### Written exercise
Read through the entries below and return each line with the word "Medellín".

### Provided records
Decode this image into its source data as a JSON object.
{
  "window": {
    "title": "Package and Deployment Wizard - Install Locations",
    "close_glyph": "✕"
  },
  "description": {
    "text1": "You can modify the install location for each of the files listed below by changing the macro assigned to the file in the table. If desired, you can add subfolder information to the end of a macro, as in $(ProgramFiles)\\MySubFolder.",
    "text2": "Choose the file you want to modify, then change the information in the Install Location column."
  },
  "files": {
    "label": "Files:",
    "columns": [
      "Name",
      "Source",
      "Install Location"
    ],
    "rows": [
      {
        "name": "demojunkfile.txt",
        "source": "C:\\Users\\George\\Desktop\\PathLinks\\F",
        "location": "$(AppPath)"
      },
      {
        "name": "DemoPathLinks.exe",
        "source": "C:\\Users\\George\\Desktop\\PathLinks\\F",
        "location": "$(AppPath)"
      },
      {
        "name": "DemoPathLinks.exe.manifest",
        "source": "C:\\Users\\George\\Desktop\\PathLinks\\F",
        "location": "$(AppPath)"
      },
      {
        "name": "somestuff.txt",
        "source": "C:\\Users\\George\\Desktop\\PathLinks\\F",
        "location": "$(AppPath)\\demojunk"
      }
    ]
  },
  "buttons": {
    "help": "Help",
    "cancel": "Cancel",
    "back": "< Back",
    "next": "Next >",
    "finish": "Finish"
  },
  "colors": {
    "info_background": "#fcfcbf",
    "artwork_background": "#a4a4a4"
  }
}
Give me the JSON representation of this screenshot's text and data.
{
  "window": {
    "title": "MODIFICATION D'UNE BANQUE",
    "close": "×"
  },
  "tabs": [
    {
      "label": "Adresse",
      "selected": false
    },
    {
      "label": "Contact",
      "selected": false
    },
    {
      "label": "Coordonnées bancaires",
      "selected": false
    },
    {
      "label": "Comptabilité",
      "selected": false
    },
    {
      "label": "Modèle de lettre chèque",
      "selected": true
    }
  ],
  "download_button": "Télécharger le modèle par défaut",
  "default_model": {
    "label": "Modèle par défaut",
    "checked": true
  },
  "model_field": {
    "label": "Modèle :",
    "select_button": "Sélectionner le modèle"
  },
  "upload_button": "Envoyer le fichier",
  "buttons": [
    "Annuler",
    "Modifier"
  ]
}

---

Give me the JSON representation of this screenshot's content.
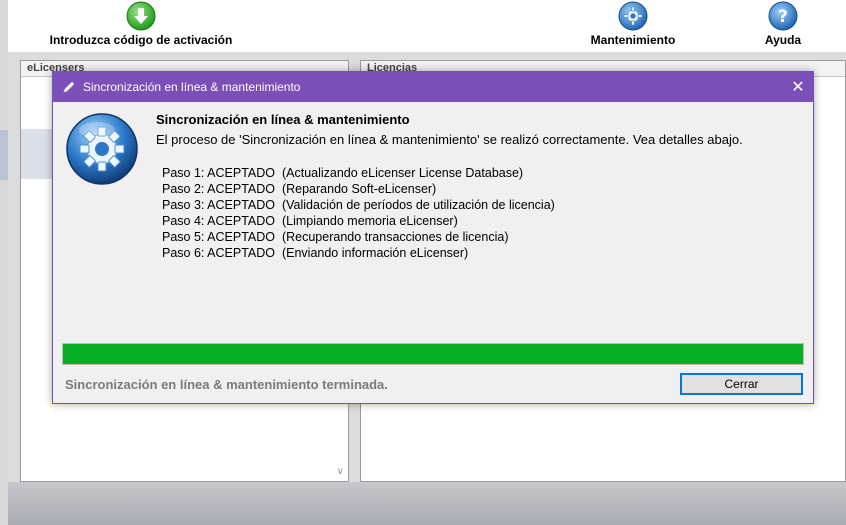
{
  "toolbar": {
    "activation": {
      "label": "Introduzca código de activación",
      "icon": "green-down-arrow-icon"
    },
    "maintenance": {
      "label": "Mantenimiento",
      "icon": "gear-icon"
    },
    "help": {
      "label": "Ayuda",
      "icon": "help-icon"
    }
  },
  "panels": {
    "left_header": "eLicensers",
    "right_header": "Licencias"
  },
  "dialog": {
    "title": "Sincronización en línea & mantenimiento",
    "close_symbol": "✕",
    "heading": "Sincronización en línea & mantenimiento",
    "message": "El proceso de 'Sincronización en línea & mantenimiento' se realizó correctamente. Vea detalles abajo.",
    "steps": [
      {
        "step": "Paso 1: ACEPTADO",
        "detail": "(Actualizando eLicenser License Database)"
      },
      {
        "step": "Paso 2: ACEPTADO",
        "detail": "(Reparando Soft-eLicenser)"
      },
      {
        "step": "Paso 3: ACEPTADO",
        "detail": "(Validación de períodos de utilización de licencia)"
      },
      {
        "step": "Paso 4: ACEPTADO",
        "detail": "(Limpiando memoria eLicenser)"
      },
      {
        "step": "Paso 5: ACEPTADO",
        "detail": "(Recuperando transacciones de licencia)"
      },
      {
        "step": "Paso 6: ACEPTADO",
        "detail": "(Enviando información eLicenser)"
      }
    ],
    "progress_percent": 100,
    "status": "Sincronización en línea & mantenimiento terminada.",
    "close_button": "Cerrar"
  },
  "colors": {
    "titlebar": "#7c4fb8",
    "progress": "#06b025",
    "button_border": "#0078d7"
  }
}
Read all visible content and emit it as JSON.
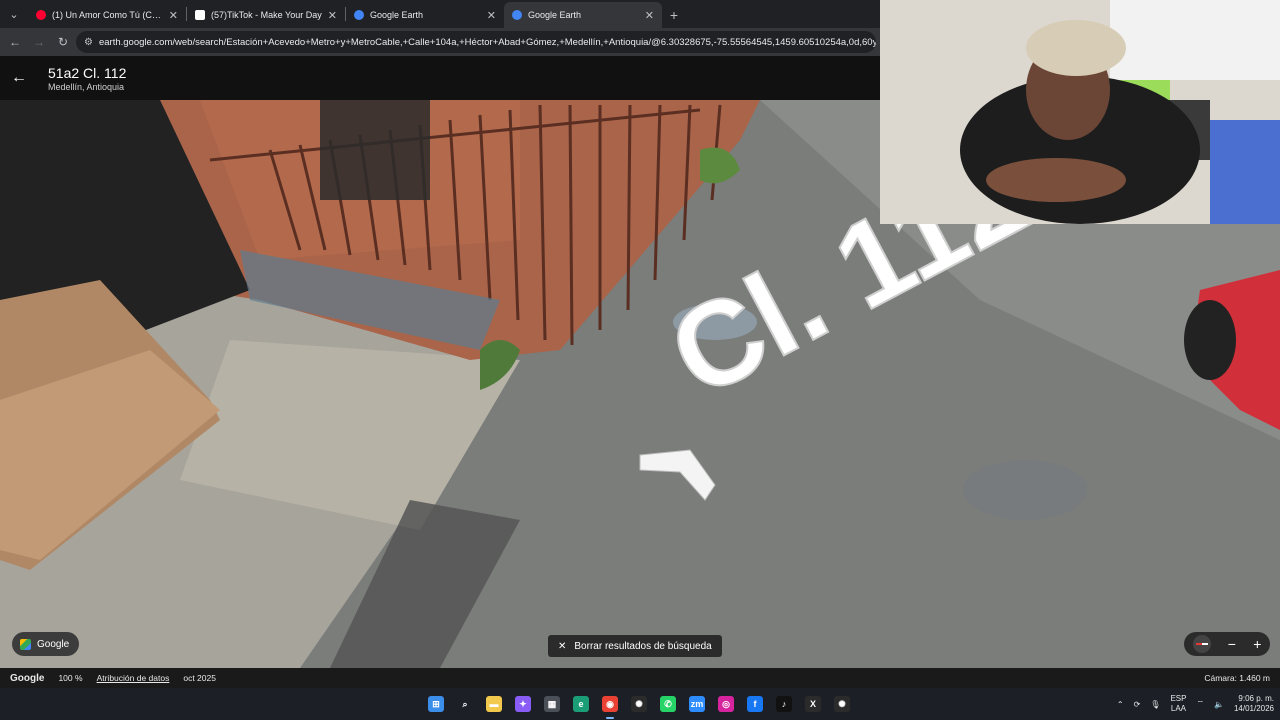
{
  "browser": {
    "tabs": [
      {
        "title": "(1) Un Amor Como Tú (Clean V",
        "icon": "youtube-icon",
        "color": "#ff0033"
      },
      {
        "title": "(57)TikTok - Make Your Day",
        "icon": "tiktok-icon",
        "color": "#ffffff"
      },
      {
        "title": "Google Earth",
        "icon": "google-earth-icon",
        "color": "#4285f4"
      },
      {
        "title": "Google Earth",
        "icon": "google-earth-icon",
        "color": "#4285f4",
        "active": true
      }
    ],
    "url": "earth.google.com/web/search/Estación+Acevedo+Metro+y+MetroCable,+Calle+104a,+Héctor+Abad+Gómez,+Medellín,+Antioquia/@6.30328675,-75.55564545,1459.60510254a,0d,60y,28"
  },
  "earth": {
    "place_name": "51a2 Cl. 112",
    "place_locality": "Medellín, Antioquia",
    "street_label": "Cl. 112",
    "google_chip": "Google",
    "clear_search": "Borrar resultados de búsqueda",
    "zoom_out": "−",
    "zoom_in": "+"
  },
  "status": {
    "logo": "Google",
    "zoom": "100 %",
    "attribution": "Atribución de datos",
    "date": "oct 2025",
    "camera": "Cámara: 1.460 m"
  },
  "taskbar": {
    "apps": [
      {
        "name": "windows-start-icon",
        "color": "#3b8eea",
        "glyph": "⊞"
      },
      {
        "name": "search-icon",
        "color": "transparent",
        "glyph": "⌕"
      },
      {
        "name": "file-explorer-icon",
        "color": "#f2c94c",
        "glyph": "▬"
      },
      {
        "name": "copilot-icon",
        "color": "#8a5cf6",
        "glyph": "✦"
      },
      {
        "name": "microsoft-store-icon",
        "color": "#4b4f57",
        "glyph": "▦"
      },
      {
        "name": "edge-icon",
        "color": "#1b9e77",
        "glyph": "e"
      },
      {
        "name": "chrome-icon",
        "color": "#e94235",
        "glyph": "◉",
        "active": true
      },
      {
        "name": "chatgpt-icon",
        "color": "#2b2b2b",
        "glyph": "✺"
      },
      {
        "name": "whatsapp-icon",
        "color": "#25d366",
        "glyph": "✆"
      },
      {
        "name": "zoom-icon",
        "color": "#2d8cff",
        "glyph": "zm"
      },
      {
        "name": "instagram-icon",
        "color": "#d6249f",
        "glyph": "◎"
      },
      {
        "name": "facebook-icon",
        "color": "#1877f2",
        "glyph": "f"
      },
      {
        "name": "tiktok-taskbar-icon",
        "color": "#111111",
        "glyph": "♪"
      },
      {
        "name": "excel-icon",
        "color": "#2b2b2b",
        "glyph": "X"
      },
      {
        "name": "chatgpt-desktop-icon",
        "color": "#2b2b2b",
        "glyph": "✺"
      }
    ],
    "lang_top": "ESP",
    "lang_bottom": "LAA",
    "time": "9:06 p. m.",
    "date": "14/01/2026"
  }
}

### Task answer
    "url": "earth.google.com/web/search/Estación+Acevedo+Metro+y+MetroCable,+Calle+104a,+Héctor+Abad+Gómez,+Medellín,+Antioquia/@6.30328675,-75.55564545,1459.60510254a,0d,60y,28"
    "place_locality": "Medellín, Antioquia",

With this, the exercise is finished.